(Set task): Set out each line from the following listing that includes the word "label".

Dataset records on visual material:
>> Start

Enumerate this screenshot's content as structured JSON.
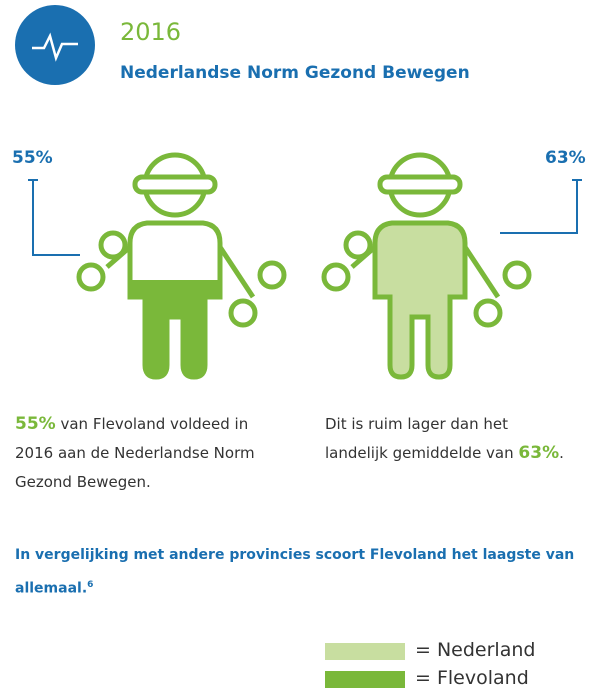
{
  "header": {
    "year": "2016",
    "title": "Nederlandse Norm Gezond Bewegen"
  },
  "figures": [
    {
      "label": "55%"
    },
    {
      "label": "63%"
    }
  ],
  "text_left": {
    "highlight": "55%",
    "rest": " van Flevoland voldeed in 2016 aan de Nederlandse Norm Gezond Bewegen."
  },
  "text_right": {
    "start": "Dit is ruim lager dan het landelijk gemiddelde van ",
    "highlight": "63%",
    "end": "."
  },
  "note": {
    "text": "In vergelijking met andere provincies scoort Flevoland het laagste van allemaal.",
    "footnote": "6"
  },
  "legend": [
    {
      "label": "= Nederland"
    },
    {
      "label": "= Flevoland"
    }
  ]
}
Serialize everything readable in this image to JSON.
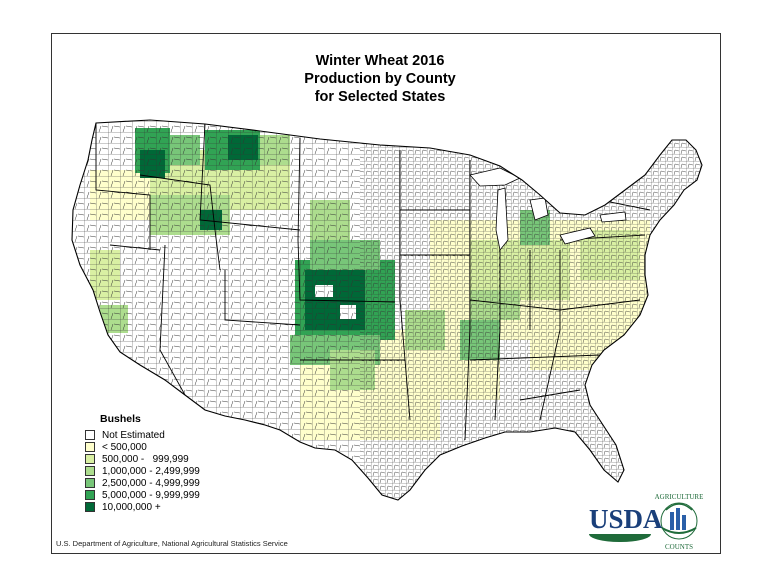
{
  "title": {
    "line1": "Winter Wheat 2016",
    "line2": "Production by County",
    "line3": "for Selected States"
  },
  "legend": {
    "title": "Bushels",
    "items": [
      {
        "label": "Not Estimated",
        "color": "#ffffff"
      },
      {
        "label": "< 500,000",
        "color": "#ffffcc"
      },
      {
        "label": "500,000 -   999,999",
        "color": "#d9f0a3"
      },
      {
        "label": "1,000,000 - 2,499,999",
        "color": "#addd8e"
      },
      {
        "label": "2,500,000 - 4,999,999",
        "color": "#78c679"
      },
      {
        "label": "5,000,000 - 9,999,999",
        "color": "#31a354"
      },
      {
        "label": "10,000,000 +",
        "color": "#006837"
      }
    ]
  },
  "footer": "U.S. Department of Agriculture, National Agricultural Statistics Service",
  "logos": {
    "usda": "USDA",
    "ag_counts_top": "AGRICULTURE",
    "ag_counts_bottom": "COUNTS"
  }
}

>> End

(Finished task):
      "label": "55%"
      "label": "63%"
      "label": "= Nederland"
      "label": "= Flevoland"
        "label": "Not Estimated",
        "label": "< 500,000",
        "label": "500,000 -   999,999",
        "label": "1,000,000 - 2,499,999",
        "label": "2,500,000 - 4,999,999",
        "label": "5,000,000 - 9,999,999",
        "label": "10,000,000 +",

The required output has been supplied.